[Exercise requirements]
Repeat the material verbatim. Images are excluded from the copy.

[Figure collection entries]
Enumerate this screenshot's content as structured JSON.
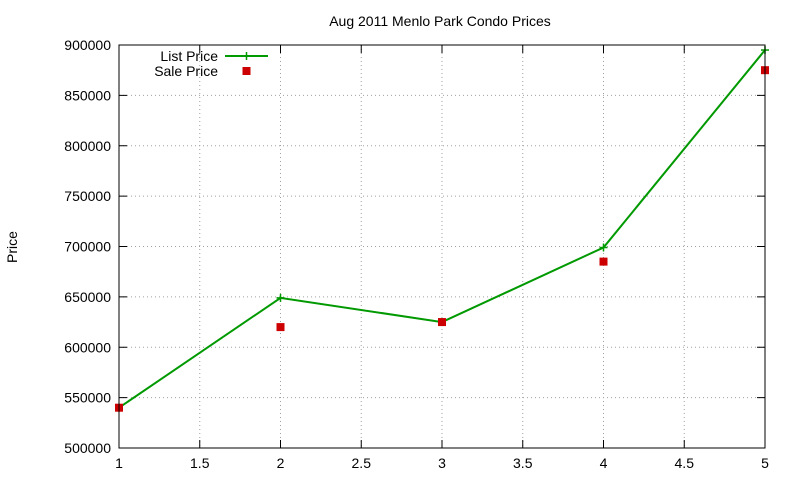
{
  "chart_data": {
    "type": "line",
    "title": "Aug 2011 Menlo Park Condo Prices",
    "xlabel": "",
    "ylabel": "Price",
    "xlim": [
      1,
      5
    ],
    "ylim": [
      500000,
      900000
    ],
    "xticks": [
      1,
      1.5,
      2,
      2.5,
      3,
      3.5,
      4,
      4.5,
      5
    ],
    "yticks": [
      500000,
      550000,
      600000,
      650000,
      700000,
      750000,
      800000,
      850000,
      900000
    ],
    "grid": true,
    "legend_position": "top-left",
    "series": [
      {
        "name": "List Price",
        "style": "line+points",
        "marker": "plus",
        "color": "#009900",
        "x": [
          1,
          2,
          3,
          4,
          5
        ],
        "y": [
          540000,
          649000,
          625000,
          699000,
          895000
        ]
      },
      {
        "name": "Sale Price",
        "style": "points",
        "marker": "square",
        "color": "#cc0000",
        "x": [
          1,
          2,
          3,
          4,
          5
        ],
        "y": [
          540000,
          620000,
          625000,
          685000,
          875000
        ]
      }
    ]
  }
}
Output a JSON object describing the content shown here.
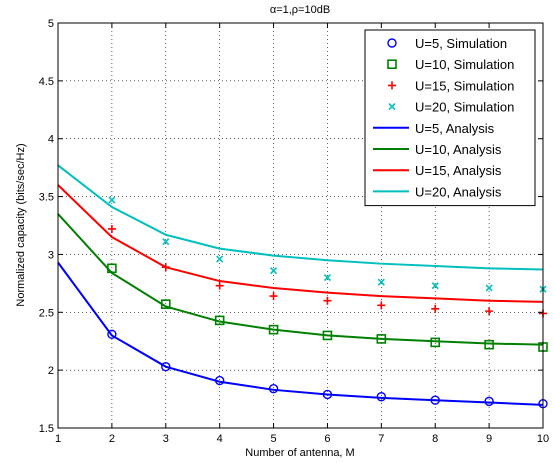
{
  "chart_data": {
    "type": "line",
    "title": "α=1,ρ=10dB",
    "xlabel": "Number of antenna, M",
    "ylabel": "Normalized capacity (bits/sec/Hz)",
    "xlim": [
      1,
      10
    ],
    "ylim": [
      1.5,
      5
    ],
    "xticks": [
      "1",
      "2",
      "3",
      "4",
      "5",
      "6",
      "7",
      "8",
      "9",
      "10"
    ],
    "yticks": [
      "1.5",
      "2",
      "2.5",
      "3",
      "3.5",
      "4",
      "4.5",
      "5"
    ],
    "grid": true,
    "legend_position": "top-right",
    "simulation": [
      {
        "name": "U=5, Simulation",
        "marker": "circle",
        "color": "#0000ff",
        "x": [
          2,
          3,
          4,
          5,
          6,
          7,
          8,
          9,
          10
        ],
        "y": [
          2.31,
          2.03,
          1.91,
          1.84,
          1.79,
          1.77,
          1.74,
          1.73,
          1.71
        ]
      },
      {
        "name": "U=10, Simulation",
        "marker": "square",
        "color": "#008000",
        "x": [
          2,
          3,
          4,
          5,
          6,
          7,
          8,
          9,
          10
        ],
        "y": [
          2.88,
          2.57,
          2.43,
          2.35,
          2.3,
          2.27,
          2.24,
          2.22,
          2.2
        ]
      },
      {
        "name": "U=15, Simulation",
        "marker": "plus",
        "color": "#ff0000",
        "x": [
          2,
          3,
          4,
          5,
          6,
          7,
          8,
          9,
          10
        ],
        "y": [
          3.22,
          2.89,
          2.73,
          2.64,
          2.6,
          2.56,
          2.53,
          2.51,
          2.49
        ]
      },
      {
        "name": "U=20, Simulation",
        "marker": "x",
        "color": "#00bfbf",
        "x": [
          2,
          3,
          4,
          5,
          6,
          7,
          8,
          9,
          10
        ],
        "y": [
          3.47,
          3.11,
          2.96,
          2.86,
          2.8,
          2.76,
          2.73,
          2.71,
          2.7
        ]
      }
    ],
    "analysis": [
      {
        "name": "U=5, Analysis",
        "color": "#0000ff",
        "x": [
          1,
          2,
          3,
          4,
          5,
          6,
          7,
          8,
          9,
          10
        ],
        "y": [
          2.93,
          2.3,
          2.03,
          1.9,
          1.83,
          1.79,
          1.76,
          1.74,
          1.72,
          1.7
        ]
      },
      {
        "name": "U=10, Analysis",
        "color": "#008000",
        "x": [
          1,
          2,
          3,
          4,
          5,
          6,
          7,
          8,
          9,
          10
        ],
        "y": [
          3.35,
          2.84,
          2.55,
          2.42,
          2.35,
          2.3,
          2.27,
          2.25,
          2.23,
          2.22
        ]
      },
      {
        "name": "U=15, Analysis",
        "color": "#ff0000",
        "x": [
          1,
          2,
          3,
          4,
          5,
          6,
          7,
          8,
          9,
          10
        ],
        "y": [
          3.6,
          3.15,
          2.89,
          2.77,
          2.71,
          2.67,
          2.64,
          2.62,
          2.6,
          2.59
        ]
      },
      {
        "name": "U=20, Analysis",
        "color": "#00bfbf",
        "x": [
          1,
          2,
          3,
          4,
          5,
          6,
          7,
          8,
          9,
          10
        ],
        "y": [
          3.77,
          3.41,
          3.17,
          3.05,
          2.99,
          2.95,
          2.92,
          2.9,
          2.88,
          2.87
        ]
      }
    ]
  }
}
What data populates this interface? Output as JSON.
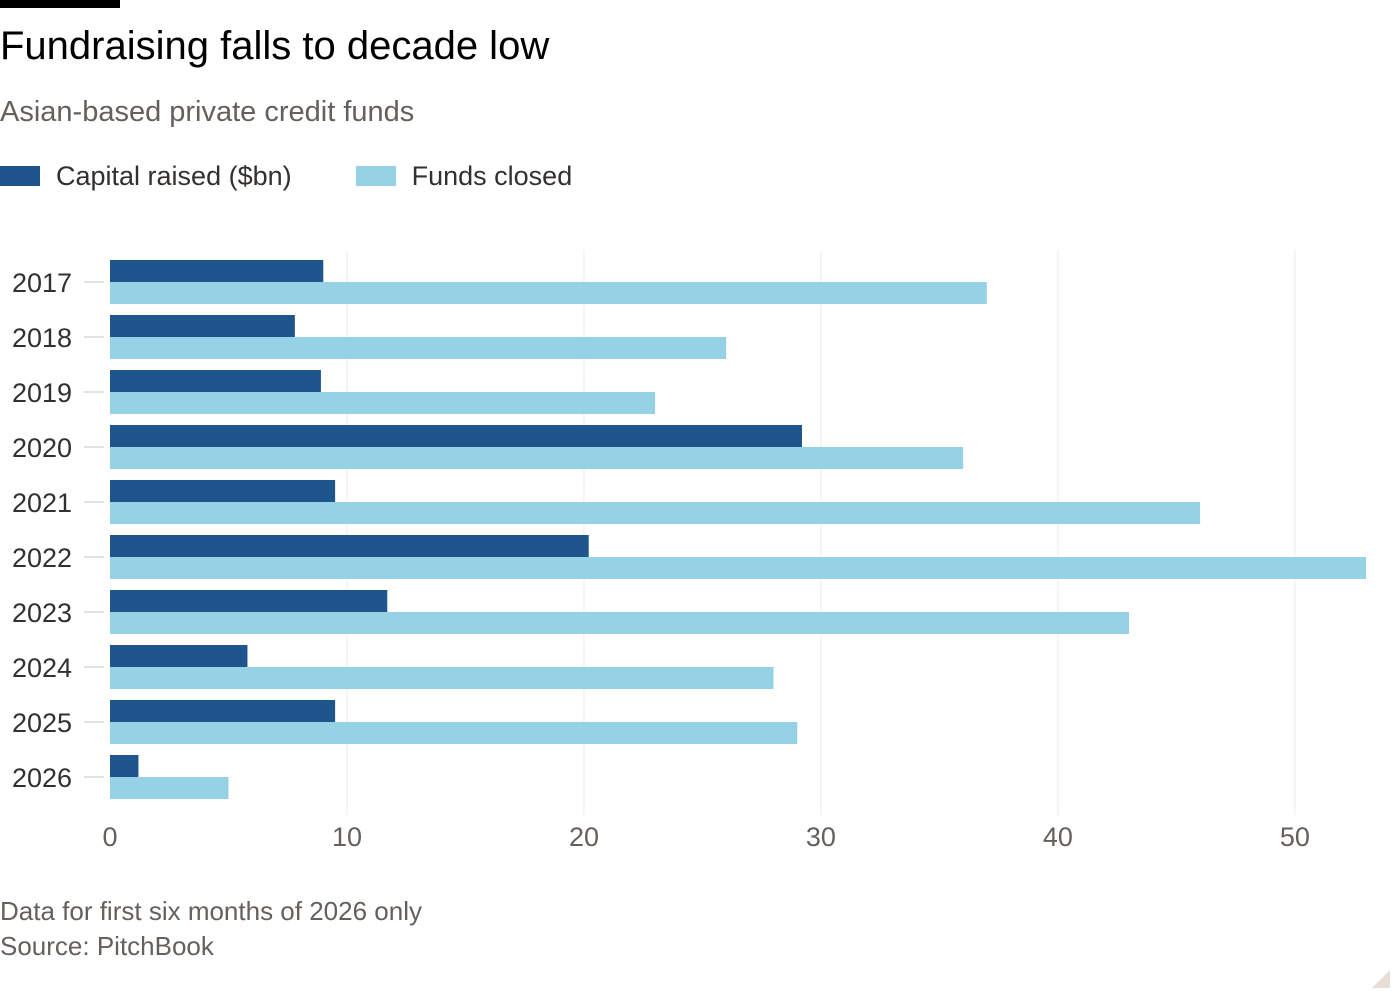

[Task output]
Enumerate this screenshot's content as structured JSON.
{
  "chart_data": {
    "type": "line",
    "title": "Aug 2011 Menlo Park Condo Prices",
    "xlabel": "",
    "ylabel": "Price",
    "xlim": [
      1,
      5
    ],
    "ylim": [
      500000,
      900000
    ],
    "xticks": [
      1,
      1.5,
      2,
      2.5,
      3,
      3.5,
      4,
      4.5,
      5
    ],
    "yticks": [
      500000,
      550000,
      600000,
      650000,
      700000,
      750000,
      800000,
      850000,
      900000
    ],
    "grid": true,
    "legend_position": "top-left",
    "series": [
      {
        "name": "List Price",
        "style": "line+points",
        "marker": "plus",
        "color": "#009900",
        "x": [
          1,
          2,
          3,
          4,
          5
        ],
        "y": [
          540000,
          649000,
          625000,
          699000,
          895000
        ]
      },
      {
        "name": "Sale Price",
        "style": "points",
        "marker": "square",
        "color": "#cc0000",
        "x": [
          1,
          2,
          3,
          4,
          5
        ],
        "y": [
          540000,
          620000,
          625000,
          685000,
          875000
        ]
      }
    ]
  }
}
Output a JSON object describing the content shown here.
{
  "chart_data": {
    "type": "line",
    "title": "α=1,ρ=10dB",
    "xlabel": "Number of antenna, M",
    "ylabel": "Normalized capacity (bits/sec/Hz)",
    "xlim": [
      1,
      10
    ],
    "ylim": [
      1.5,
      5
    ],
    "xticks": [
      "1",
      "2",
      "3",
      "4",
      "5",
      "6",
      "7",
      "8",
      "9",
      "10"
    ],
    "yticks": [
      "1.5",
      "2",
      "2.5",
      "3",
      "3.5",
      "4",
      "4.5",
      "5"
    ],
    "grid": true,
    "legend_position": "top-right",
    "simulation": [
      {
        "name": "U=5, Simulation",
        "marker": "circle",
        "color": "#0000ff",
        "x": [
          2,
          3,
          4,
          5,
          6,
          7,
          8,
          9,
          10
        ],
        "y": [
          2.31,
          2.03,
          1.91,
          1.84,
          1.79,
          1.77,
          1.74,
          1.73,
          1.71
        ]
      },
      {
        "name": "U=10, Simulation",
        "marker": "square",
        "color": "#008000",
        "x": [
          2,
          3,
          4,
          5,
          6,
          7,
          8,
          9,
          10
        ],
        "y": [
          2.88,
          2.57,
          2.43,
          2.35,
          2.3,
          2.27,
          2.24,
          2.22,
          2.2
        ]
      },
      {
        "name": "U=15, Simulation",
        "marker": "plus",
        "color": "#ff0000",
        "x": [
          2,
          3,
          4,
          5,
          6,
          7,
          8,
          9,
          10
        ],
        "y": [
          3.22,
          2.89,
          2.73,
          2.64,
          2.6,
          2.56,
          2.53,
          2.51,
          2.49
        ]
      },
      {
        "name": "U=20, Simulation",
        "marker": "x",
        "color": "#00bfbf",
        "x": [
          2,
          3,
          4,
          5,
          6,
          7,
          8,
          9,
          10
        ],
        "y": [
          3.47,
          3.11,
          2.96,
          2.86,
          2.8,
          2.76,
          2.73,
          2.71,
          2.7
        ]
      }
    ],
    "analysis": [
      {
        "name": "U=5, Analysis",
        "color": "#0000ff",
        "x": [
          1,
          2,
          3,
          4,
          5,
          6,
          7,
          8,
          9,
          10
        ],
        "y": [
          2.93,
          2.3,
          2.03,
          1.9,
          1.83,
          1.79,
          1.76,
          1.74,
          1.72,
          1.7
        ]
      },
      {
        "name": "U=10, Analysis",
        "color": "#008000",
        "x": [
          1,
          2,
          3,
          4,
          5,
          6,
          7,
          8,
          9,
          10
        ],
        "y": [
          3.35,
          2.84,
          2.55,
          2.42,
          2.35,
          2.3,
          2.27,
          2.25,
          2.23,
          2.22
        ]
      },
      {
        "name": "U=15, Analysis",
        "color": "#ff0000",
        "x": [
          1,
          2,
          3,
          4,
          5,
          6,
          7,
          8,
          9,
          10
        ],
        "y": [
          3.6,
          3.15,
          2.89,
          2.77,
          2.71,
          2.67,
          2.64,
          2.62,
          2.6,
          2.59
        ]
      },
      {
        "name": "U=20, Analysis",
        "color": "#00bfbf",
        "x": [
          1,
          2,
          3,
          4,
          5,
          6,
          7,
          8,
          9,
          10
        ],
        "y": [
          3.77,
          3.41,
          3.17,
          3.05,
          2.99,
          2.95,
          2.92,
          2.9,
          2.88,
          2.87
        ]
      }
    ]
  }
}
What data populates this interface? Output as JSON.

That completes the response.